What the task asks:
Return the entries below in their exact form, leaving the pictures out.

Dataset records
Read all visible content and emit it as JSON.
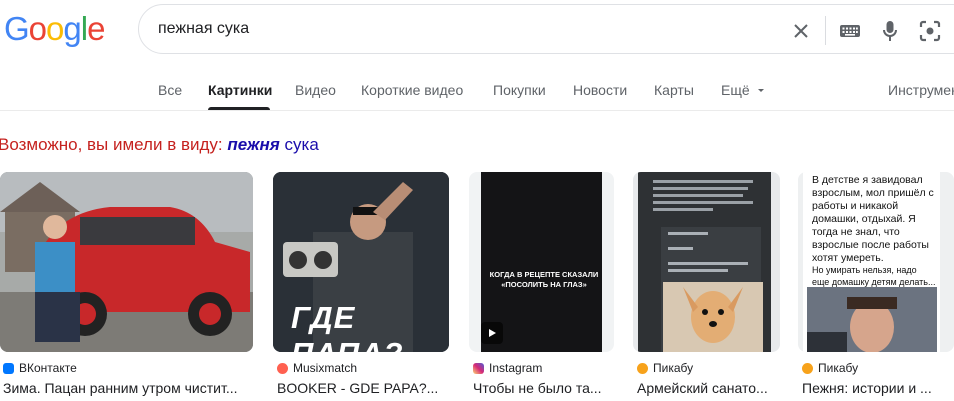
{
  "logo": {
    "letters": [
      "G",
      "o",
      "o",
      "g",
      "l",
      "e"
    ],
    "colors": [
      "#4285f4",
      "#ea4335",
      "#fbbc05",
      "#4285f4",
      "#34a853",
      "#ea4335"
    ]
  },
  "search": {
    "value": "пежная сука"
  },
  "tabs": [
    {
      "label": "Все"
    },
    {
      "label": "Картинки"
    },
    {
      "label": "Видео"
    },
    {
      "label": "Короткие видео"
    },
    {
      "label": "Покупки"
    },
    {
      "label": "Новости"
    },
    {
      "label": "Карты"
    },
    {
      "label": "Ещё"
    },
    {
      "label": "Инструменты"
    }
  ],
  "suggestion": {
    "prefix": "Возможно, вы имели в виду:",
    "bold": "пежня",
    "rest": "сука"
  },
  "results": [
    {
      "source": "ВКонтакте",
      "title": "Зима. Пацан ранним утром чистит...",
      "fav_color": "#0077ff"
    },
    {
      "source": "Musixmatch",
      "title": "BOOKER - GDE PAPA?...",
      "fav_color": "#ff6050",
      "overlay": "ГДЕ ПАПА?"
    },
    {
      "source": "Instagram",
      "title": "Чтобы не было та...",
      "fav_color": "#d62976",
      "overlay": "КОГДА В РЕЦЕПТЕ СКАЗАЛИ «ПОСОЛИТЬ НА ГЛАЗ»"
    },
    {
      "source": "Пикабу",
      "title": "Армейский санато...",
      "fav_color": "#f7a21b"
    },
    {
      "source": "Пикабу",
      "title": "Пежня: истории и ...",
      "fav_color": "#f7a21b",
      "meme": "В детстве я завидовал взрослым, мол пришёл с работы и никакой домашки, отдыхай. Я тогда не знал, что взрослые после работы хотят умереть.",
      "meme2": "Но умирать нельзя, надо еще домашку детям делать..."
    }
  ]
}
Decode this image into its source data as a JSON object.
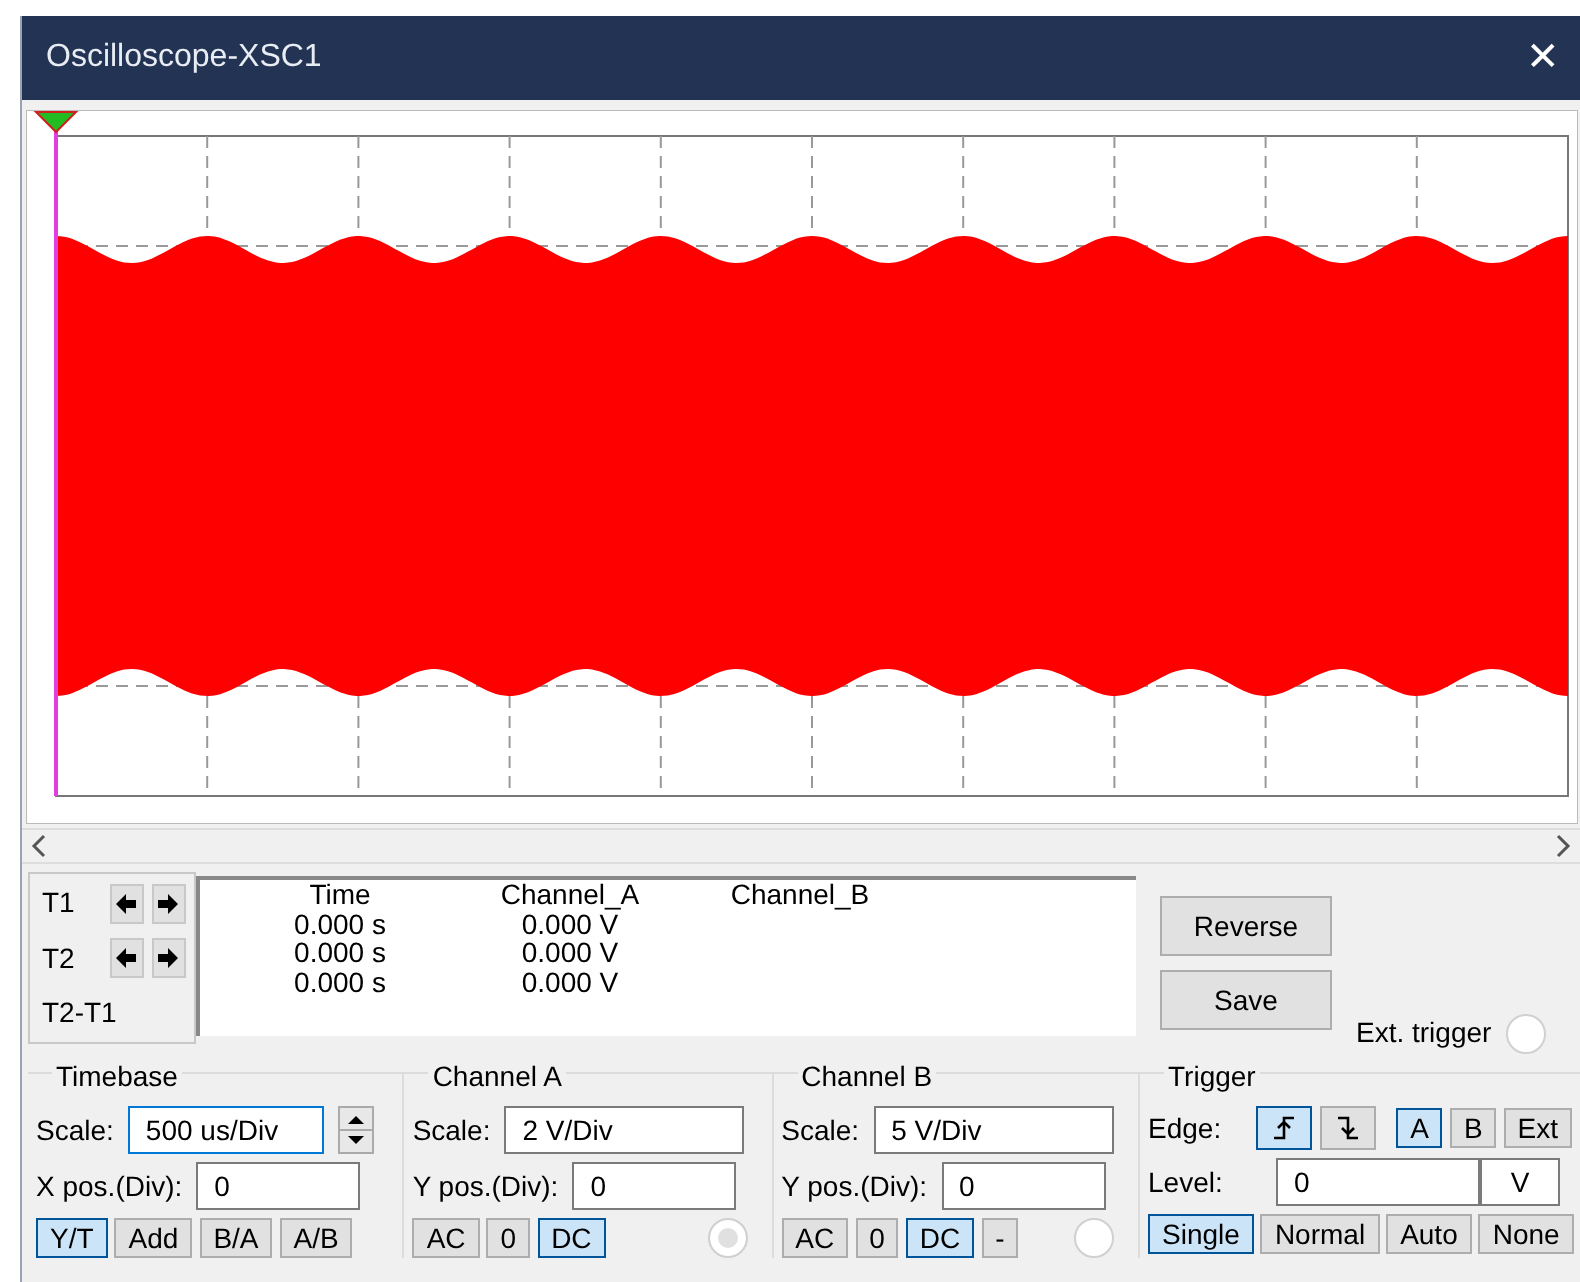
{
  "window": {
    "title": "Oscilloscope-XSC1",
    "close": "✕"
  },
  "cursors": [
    {
      "label": "T1",
      "arrows": true
    },
    {
      "label": "T2",
      "arrows": true
    },
    {
      "label": "T2-T1",
      "arrows": false
    }
  ],
  "readout": {
    "columns": [
      "Time",
      "Channel_A",
      "Channel_B"
    ],
    "rows": [
      [
        "0.000 s",
        "0.000 V",
        ""
      ],
      [
        "0.000 s",
        "0.000 V",
        ""
      ],
      [
        "0.000 s",
        "0.000 V",
        ""
      ]
    ]
  },
  "actions": [
    "Reverse",
    "Save"
  ],
  "ext_trigger": {
    "label": "Ext. trigger",
    "selected": false
  },
  "timebase": {
    "title": "Timebase",
    "scale_label": "Scale:",
    "scale_value": "500 us/Div",
    "focused": true,
    "pos_label": "X pos.(Div):",
    "pos_value": "0",
    "modes": [
      {
        "label": "Y/T",
        "selected": true
      },
      {
        "label": "Add",
        "selected": false
      },
      {
        "label": "B/A",
        "selected": false
      },
      {
        "label": "A/B",
        "selected": false
      }
    ]
  },
  "channel_a": {
    "title": "Channel A",
    "scale_label": "Scale:",
    "scale_value": "2  V/Div",
    "focused": false,
    "pos_label": "Y pos.(Div):",
    "pos_value": "0",
    "coupling": [
      {
        "label": "AC",
        "selected": false
      },
      {
        "label": "0",
        "selected": false
      },
      {
        "label": "DC",
        "selected": true
      }
    ],
    "radio_disabled": true
  },
  "channel_b": {
    "title": "Channel B",
    "scale_label": "Scale:",
    "scale_value": "5  V/Div",
    "focused": false,
    "pos_label": "Y pos.(Div):",
    "pos_value": "0",
    "coupling": [
      {
        "label": "AC",
        "selected": false
      },
      {
        "label": "0",
        "selected": false
      },
      {
        "label": "DC",
        "selected": true
      },
      {
        "label": "-",
        "selected": false
      }
    ],
    "radio_disabled": false
  },
  "trigger": {
    "title": "Trigger",
    "edge_label": "Edge:",
    "edges": [
      {
        "kind": "rising",
        "selected": true
      },
      {
        "kind": "falling",
        "selected": false
      }
    ],
    "sources": [
      {
        "label": "A",
        "selected": true
      },
      {
        "label": "B",
        "selected": false
      },
      {
        "label": "Ext",
        "selected": false
      }
    ],
    "level_label": "Level:",
    "level_value": "0",
    "level_unit": "V",
    "modes": [
      {
        "label": "Single",
        "selected": true
      },
      {
        "label": "Normal",
        "selected": false
      },
      {
        "label": "Auto",
        "selected": false
      },
      {
        "label": "None",
        "selected": false
      }
    ]
  }
}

Task answer:
Read all visible content and emit it as JSON.
{
  "logo": {
    "letters": [
      "G",
      "o",
      "o",
      "g",
      "l",
      "e"
    ],
    "colors": [
      "#4285f4",
      "#ea4335",
      "#fbbc05",
      "#4285f4",
      "#34a853",
      "#ea4335"
    ]
  },
  "search": {
    "value": "пежная сука"
  },
  "tabs": [
    {
      "label": "Все"
    },
    {
      "label": "Картинки"
    },
    {
      "label": "Видео"
    },
    {
      "label": "Короткие видео"
    },
    {
      "label": "Покупки"
    },
    {
      "label": "Новости"
    },
    {
      "label": "Карты"
    },
    {
      "label": "Ещё"
    },
    {
      "label": "Инструменты"
    }
  ],
  "suggestion": {
    "prefix": "Возможно, вы имели в виду:",
    "bold": "пежня",
    "rest": "сука"
  },
  "results": [
    {
      "source": "ВКонтакте",
      "title": "Зима. Пацан ранним утром чистит...",
      "fav_color": "#0077ff"
    },
    {
      "source": "Musixmatch",
      "title": "BOOKER - GDE PAPA?...",
      "fav_color": "#ff6050",
      "overlay": "ГДЕ ПАПА?"
    },
    {
      "source": "Instagram",
      "title": "Чтобы не было та...",
      "fav_color": "#d62976",
      "overlay": "КОГДА В РЕЦЕПТЕ СКАЗАЛИ «ПОСОЛИТЬ НА ГЛАЗ»"
    },
    {
      "source": "Пикабу",
      "title": "Армейский санато...",
      "fav_color": "#f7a21b"
    },
    {
      "source": "Пикабу",
      "title": "Пежня: истории и ...",
      "fav_color": "#f7a21b",
      "meme": "В детстве я завидовал взрослым, мол пришёл с работы и никакой домашки, отдыхай. Я тогда не знал, что взрослые после работы хотят умереть.",
      "meme2": "Но умирать нельзя, надо еще домашку детям делать..."
    }
  ]
}
Decode this image into its source data as a JSON object.
{
  "window": {
    "title": "Oscilloscope-XSC1",
    "close": "✕"
  },
  "cursors": [
    {
      "label": "T1",
      "arrows": true
    },
    {
      "label": "T2",
      "arrows": true
    },
    {
      "label": "T2-T1",
      "arrows": false
    }
  ],
  "readout": {
    "columns": [
      "Time",
      "Channel_A",
      "Channel_B"
    ],
    "rows": [
      [
        "0.000 s",
        "0.000 V",
        ""
      ],
      [
        "0.000 s",
        "0.000 V",
        ""
      ],
      [
        "0.000 s",
        "0.000 V",
        ""
      ]
    ]
  },
  "actions": [
    "Reverse",
    "Save"
  ],
  "ext_trigger": {
    "label": "Ext. trigger",
    "selected": false
  },
  "timebase": {
    "title": "Timebase",
    "scale_label": "Scale:",
    "scale_value": "500 us/Div",
    "focused": true,
    "pos_label": "X pos.(Div):",
    "pos_value": "0",
    "modes": [
      {
        "label": "Y/T",
        "selected": true
      },
      {
        "label": "Add",
        "selected": false
      },
      {
        "label": "B/A",
        "selected": false
      },
      {
        "label": "A/B",
        "selected": false
      }
    ]
  },
  "channel_a": {
    "title": "Channel A",
    "scale_label": "Scale:",
    "scale_value": "2  V/Div",
    "focused": false,
    "pos_label": "Y pos.(Div):",
    "pos_value": "0",
    "coupling": [
      {
        "label": "AC",
        "selected": false
      },
      {
        "label": "0",
        "selected": false
      },
      {
        "label": "DC",
        "selected": true
      }
    ],
    "radio_disabled": true
  },
  "channel_b": {
    "title": "Channel B",
    "scale_label": "Scale:",
    "scale_value": "5  V/Div",
    "focused": false,
    "pos_label": "Y pos.(Div):",
    "pos_value": "0",
    "coupling": [
      {
        "label": "AC",
        "selected": false
      },
      {
        "label": "0",
        "selected": false
      },
      {
        "label": "DC",
        "selected": true
      },
      {
        "label": "-",
        "selected": false
      }
    ],
    "radio_disabled": false
  },
  "trigger": {
    "title": "Trigger",
    "edge_label": "Edge:",
    "edges": [
      {
        "kind": "rising",
        "selected": true
      },
      {
        "kind": "falling",
        "selected": false
      }
    ],
    "sources": [
      {
        "label": "A",
        "selected": true
      },
      {
        "label": "B",
        "selected": false
      },
      {
        "label": "Ext",
        "selected": false
      }
    ],
    "level_label": "Level:",
    "level_value": "0",
    "level_unit": "V",
    "modes": [
      {
        "label": "Single",
        "selected": true
      },
      {
        "label": "Normal",
        "selected": false
      },
      {
        "label": "Auto",
        "selected": false
      },
      {
        "label": "None",
        "selected": false
      }
    ]
  }
}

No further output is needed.